§ INSTRUCTION: Look through the lines below and extract each one that contains "name".

§ TASK INPUTS:
● ● ● ●

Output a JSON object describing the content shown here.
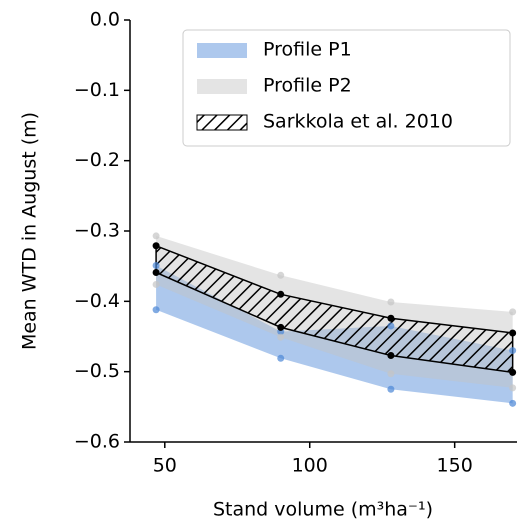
{
  "chart_data": {
    "type": "band",
    "x_label": "Stand volume (m³ha⁻¹)",
    "y_label": "Mean WTD in August (m)",
    "x": [
      47,
      90,
      128,
      170
    ],
    "xlim": [
      38,
      171.5
    ],
    "xticks": [
      50,
      100,
      150
    ],
    "ylim": [
      -0.6,
      0
    ],
    "yticks": [
      {
        "value": 0,
        "label": "0.0"
      },
      {
        "value": -0.1,
        "label": "−0.1"
      },
      {
        "value": -0.2,
        "label": "−0.2"
      },
      {
        "value": -0.3,
        "label": "−0.3"
      },
      {
        "value": -0.4,
        "label": "−0.4"
      },
      {
        "value": -0.5,
        "label": "−0.5"
      },
      {
        "value": -0.6,
        "label": "−0.6"
      }
    ],
    "legend": "upper right",
    "series": [
      {
        "name": "Profile P1",
        "color": "#4a86d6",
        "hatch": false,
        "upper": [
          -0.349,
          -0.443,
          -0.435,
          -0.47
        ],
        "lower": [
          -0.412,
          -0.481,
          -0.525,
          -0.545
        ]
      },
      {
        "name": "Profile P2",
        "color": "#c4c4c4",
        "hatch": false,
        "upper": [
          -0.307,
          -0.363,
          -0.401,
          -0.415
        ],
        "lower": [
          -0.376,
          -0.451,
          -0.503,
          -0.523
        ]
      },
      {
        "name": "Sarkkola et al. 2010",
        "color": "#000000",
        "hatch": true,
        "upper": [
          -0.321,
          -0.39,
          -0.424,
          -0.445
        ],
        "lower": [
          -0.359,
          -0.437,
          -0.477,
          -0.501
        ]
      }
    ]
  }
}
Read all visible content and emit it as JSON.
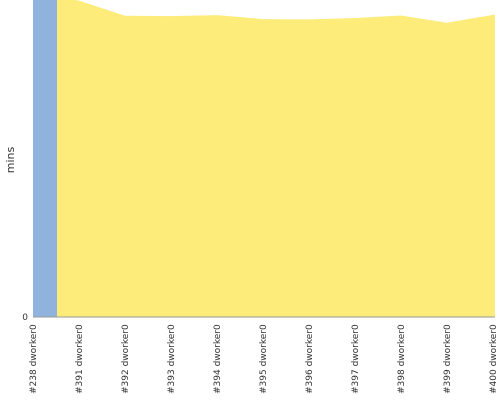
{
  "chart_data": {
    "type": "area",
    "ylabel": "mins",
    "y_tick_labels": [
      "0"
    ],
    "categories": [
      "#238 dworker0",
      "#391 dworker0",
      "#392 dworker0",
      "#393 dworker0",
      "#394 dworker0",
      "#395 dworker0",
      "#396 dworker0",
      "#397 dworker0",
      "#398 dworker0",
      "#399 dworker0",
      "#400 dworker0"
    ],
    "ylim": [
      0,
      100
    ],
    "grid": false,
    "series": [
      {
        "color": "#8fb3dc",
        "values": [
          100,
          0,
          0,
          0,
          0,
          0,
          0,
          0,
          0,
          0,
          0
        ]
      },
      {
        "color": "#fdeb7a",
        "values": [
          0,
          95.6,
          91.0,
          90.9,
          91.2,
          90.0,
          89.9,
          90.3,
          91.1,
          88.9,
          91.4
        ]
      }
    ]
  }
}
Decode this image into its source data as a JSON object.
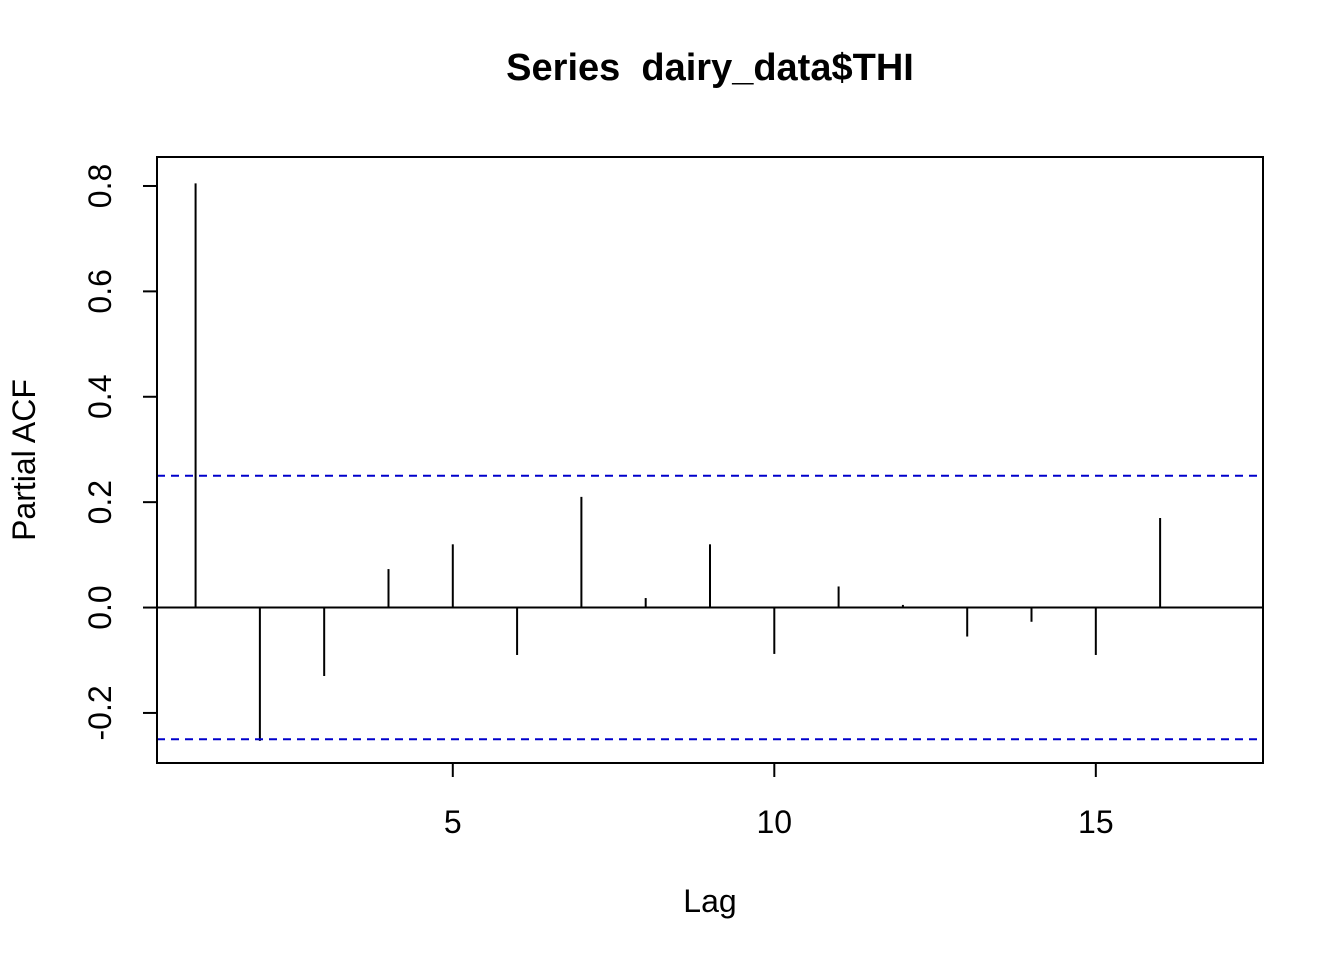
{
  "chart_data": {
    "type": "bar",
    "title": "Series  dairy_data$THI",
    "xlabel": "Lag",
    "ylabel": "Partial ACF",
    "x": [
      1,
      2,
      3,
      4,
      5,
      6,
      7,
      8,
      9,
      10,
      11,
      12,
      13,
      14,
      15,
      16
    ],
    "values": [
      0.805,
      -0.253,
      -0.13,
      0.073,
      0.12,
      -0.09,
      0.21,
      0.018,
      0.12,
      -0.088,
      0.04,
      0.005,
      -0.055,
      -0.027,
      -0.09,
      0.17
    ],
    "xlim": [
      0.4,
      17.6
    ],
    "ylim": [
      -0.295,
      0.855
    ],
    "x_ticks": [
      5,
      10,
      15
    ],
    "x_tick_labels": [
      "5",
      "10",
      "15"
    ],
    "y_ticks": [
      -0.2,
      0.0,
      0.2,
      0.4,
      0.6,
      0.8
    ],
    "y_tick_labels": [
      "-0.2",
      "0.0",
      "0.2",
      "0.4",
      "0.6",
      "0.8"
    ],
    "zero_line": 0,
    "confidence_bounds": [
      0.25,
      -0.25
    ],
    "colors": {
      "bars": "#000000",
      "zero_line": "#000000",
      "confidence": "#0000CC",
      "frame": "#000000",
      "background": "#FFFFFF"
    }
  }
}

● ● ● ●

§ FINISHED TASK:
        "name": "Profile P1",
        "name": "Profile P2",
        "name": "Sarkkola et al. 2010",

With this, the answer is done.